**What needs to be done**
Where the word "false" occurs in a line, return that line.

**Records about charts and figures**
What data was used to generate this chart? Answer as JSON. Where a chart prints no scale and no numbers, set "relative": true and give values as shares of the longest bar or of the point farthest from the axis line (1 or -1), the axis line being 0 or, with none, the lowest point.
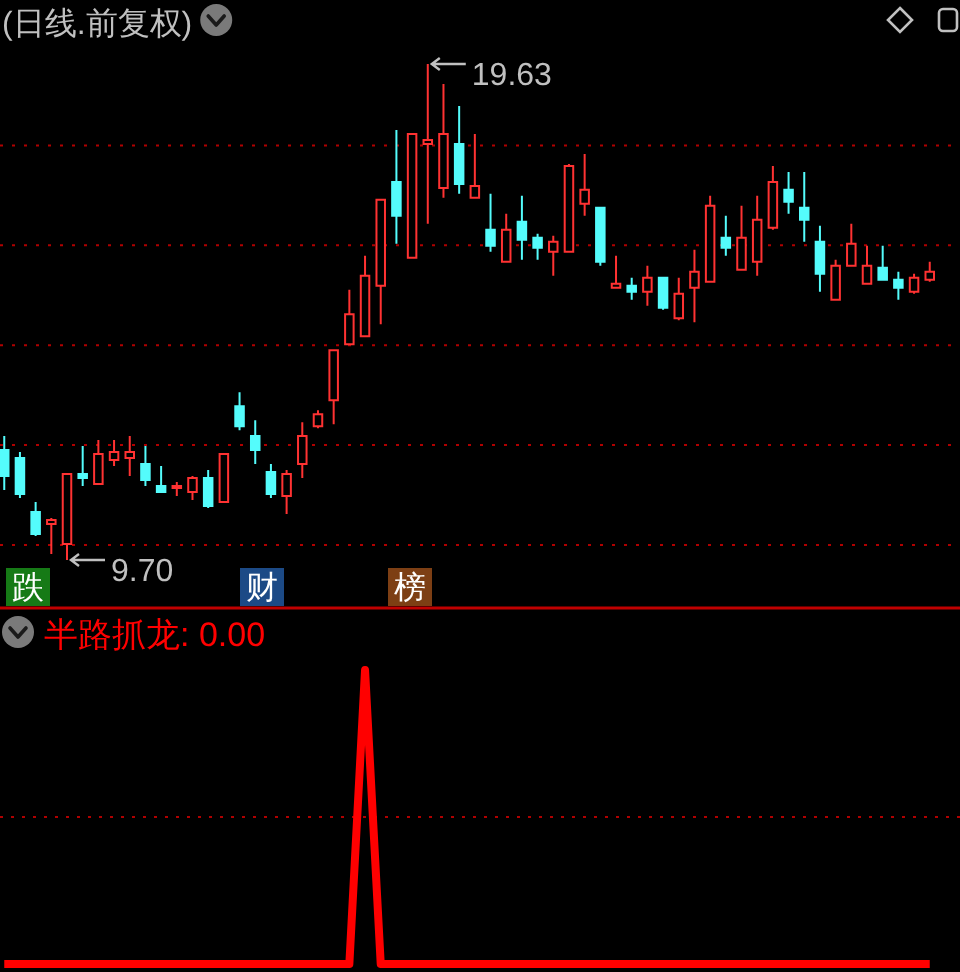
{
  "chart_data": [
    {
      "type": "candlestick",
      "title": "(日线.前复权)",
      "categories": [
        null,
        null,
        null,
        null,
        null,
        null,
        null,
        null,
        null,
        null,
        null,
        null,
        null,
        null,
        null,
        null,
        null,
        null,
        null,
        null,
        null,
        null,
        null,
        null,
        null,
        null,
        null,
        null,
        null,
        null,
        null,
        null,
        null,
        null,
        null,
        null,
        null,
        null,
        null,
        null,
        null,
        null,
        null,
        null,
        null,
        null,
        null,
        null,
        null,
        null,
        null,
        null,
        null,
        null,
        null,
        null,
        null,
        null,
        null,
        null
      ],
      "ohlc": [
        [
          11.9,
          12.18,
          11.1,
          11.38
        ],
        [
          11.74,
          11.86,
          10.94,
          11.02
        ],
        [
          10.66,
          10.86,
          10.18,
          10.22
        ],
        [
          10.42,
          10.54,
          9.82,
          10.5
        ],
        [
          10.02,
          11.42,
          9.7,
          11.42
        ],
        [
          11.42,
          11.98,
          11.18,
          11.34
        ],
        [
          11.22,
          12.1,
          11.22,
          11.82
        ],
        [
          11.7,
          12.1,
          11.58,
          11.86
        ],
        [
          11.74,
          12.18,
          11.38,
          11.86
        ],
        [
          11.62,
          11.98,
          11.18,
          11.3
        ],
        [
          11.18,
          11.58,
          11.06,
          11.06
        ],
        [
          11.14,
          11.26,
          10.98,
          11.18
        ],
        [
          11.06,
          11.38,
          10.9,
          11.34
        ],
        [
          11.34,
          11.5,
          10.74,
          10.78
        ],
        [
          10.86,
          11.82,
          10.86,
          11.82
        ],
        [
          12.78,
          13.06,
          12.3,
          12.38
        ],
        [
          12.18,
          12.5,
          11.62,
          11.9
        ],
        [
          11.46,
          11.62,
          10.94,
          11.02
        ],
        [
          10.98,
          11.5,
          10.62,
          11.42
        ],
        [
          11.62,
          12.46,
          11.34,
          12.18
        ],
        [
          12.38,
          12.7,
          12.34,
          12.62
        ],
        [
          12.9,
          13.9,
          12.42,
          13.9
        ],
        [
          14.02,
          15.11,
          14.02,
          14.62
        ],
        [
          14.18,
          15.79,
          14.18,
          15.39
        ],
        [
          15.19,
          16.91,
          14.42,
          16.91
        ],
        [
          17.27,
          18.31,
          16.03,
          16.59
        ],
        [
          15.75,
          18.23,
          15.75,
          18.23
        ],
        [
          18.03,
          19.63,
          16.43,
          18.11
        ],
        [
          17.15,
          19.23,
          16.95,
          18.23
        ],
        [
          18.03,
          18.79,
          17.03,
          17.23
        ],
        [
          16.95,
          18.23,
          16.95,
          17.19
        ],
        [
          16.31,
          17.03,
          15.87,
          15.99
        ],
        [
          15.67,
          16.63,
          15.67,
          16.31
        ],
        [
          16.47,
          16.99,
          15.71,
          16.11
        ],
        [
          16.15,
          16.23,
          15.71,
          15.95
        ],
        [
          15.87,
          16.19,
          15.39,
          16.07
        ],
        [
          15.87,
          17.63,
          15.87,
          17.59
        ],
        [
          16.83,
          17.83,
          16.59,
          17.11
        ],
        [
          16.75,
          16.75,
          15.59,
          15.67
        ],
        [
          15.15,
          15.79,
          15.15,
          15.23
        ],
        [
          15.19,
          15.35,
          14.91,
          15.07
        ],
        [
          15.07,
          15.59,
          14.79,
          15.35
        ],
        [
          15.35,
          15.35,
          14.71,
          14.75
        ],
        [
          14.54,
          15.35,
          14.5,
          15.03
        ],
        [
          15.15,
          15.91,
          14.46,
          15.47
        ],
        [
          15.27,
          16.99,
          15.27,
          16.79
        ],
        [
          16.15,
          16.59,
          15.79,
          15.95
        ],
        [
          15.51,
          16.79,
          15.51,
          16.15
        ],
        [
          15.67,
          16.99,
          15.39,
          16.51
        ],
        [
          16.35,
          17.59,
          16.31,
          17.27
        ],
        [
          17.11,
          17.47,
          16.63,
          16.87
        ],
        [
          16.75,
          17.47,
          16.07,
          16.51
        ],
        [
          16.07,
          16.39,
          15.07,
          15.43
        ],
        [
          14.91,
          15.71,
          14.91,
          15.59
        ],
        [
          15.59,
          16.43,
          15.59,
          16.03
        ],
        [
          15.23,
          15.99,
          15.23,
          15.59
        ],
        [
          15.55,
          15.99,
          15.31,
          15.31
        ],
        [
          15.31,
          15.47,
          14.91,
          15.15
        ],
        [
          15.07,
          15.43,
          15.03,
          15.35
        ],
        [
          15.31,
          15.67,
          15.27,
          15.47
        ]
      ],
      "colors": [
        "#54fcfc",
        "#54fcfc",
        "#54fcfc",
        "#ff3232",
        "#ff3232",
        "#54fcfc",
        "#ff3232",
        "#ff3232",
        "#ff3232",
        "#54fcfc",
        "#54fcfc",
        "#ff3232",
        "#ff3232",
        "#54fcfc",
        "#ff3232",
        "#54fcfc",
        "#54fcfc",
        "#54fcfc",
        "#ff3232",
        "#ff3232",
        "#ff3232",
        "#ff3232",
        "#ff3232",
        "#ff3232",
        "#ff3232",
        "#54fcfc",
        "#ff3232",
        "#ff3232",
        "#ff3232",
        "#54fcfc",
        "#ff3232",
        "#54fcfc",
        "#ff3232",
        "#54fcfc",
        "#54fcfc",
        "#ff3232",
        "#ff3232",
        "#ff3232",
        "#54fcfc",
        "#ff3232",
        "#54fcfc",
        "#ff3232",
        "#54fcfc",
        "#ff3232",
        "#ff3232",
        "#ff3232",
        "#54fcfc",
        "#ff3232",
        "#ff3232",
        "#ff3232",
        "#54fcfc",
        "#54fcfc",
        "#54fcfc",
        "#ff3232",
        "#ff3232",
        "#ff3232",
        "#54fcfc",
        "#54fcfc",
        "#ff3232",
        "#ff3232"
      ],
      "yticks": [
        {
          "value": 10,
          "label": null
        },
        {
          "value": 12,
          "label": null
        },
        {
          "value": 14,
          "label": null
        },
        {
          "value": 16,
          "label": null
        },
        {
          "value": 18,
          "label": null
        }
      ],
      "grid": "y",
      "tick_labels": false,
      "annotations": [
        "19.63",
        "9.70",
        "跌",
        "财",
        "榜"
      ]
    },
    {
      "type": "line",
      "title": "半路抓龙: 0.00",
      "categories": [
        null,
        null,
        null,
        null,
        null,
        null,
        null,
        null,
        null,
        null,
        null,
        null,
        null,
        null,
        null,
        null,
        null,
        null,
        null,
        null,
        null,
        null,
        null,
        null,
        null,
        null,
        null,
        null,
        null,
        null,
        null,
        null,
        null,
        null,
        null,
        null,
        null,
        null,
        null,
        null,
        null,
        null,
        null,
        null,
        null,
        null,
        null,
        null,
        null,
        null,
        null,
        null,
        null,
        null,
        null,
        null,
        null,
        null,
        null,
        null
      ],
      "series": [
        {
          "color": "#ff0000",
          "values": [
            0,
            0,
            0,
            0,
            0,
            0,
            0,
            0,
            0,
            0,
            0,
            0,
            0,
            0,
            0,
            0,
            0,
            0,
            0,
            0,
            0,
            0,
            0,
            1,
            0,
            0,
            0,
            0,
            0,
            0,
            0,
            0,
            0,
            0,
            0,
            0,
            0,
            0,
            0,
            0,
            0,
            0,
            0,
            0,
            0,
            0,
            0,
            0,
            0,
            0,
            0,
            0,
            0,
            0,
            0,
            0,
            0,
            0,
            0,
            0
          ]
        }
      ],
      "relative": true,
      "ref_lines": [
        {
          "axis": "y",
          "value": 0.5,
          "line_style": "dotted",
          "color": "#b00000"
        }
      ],
      "tick_labels": false
    }
  ]
}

**Solution to the exercise**
      "tick_labels": false,
      "tick_labels": false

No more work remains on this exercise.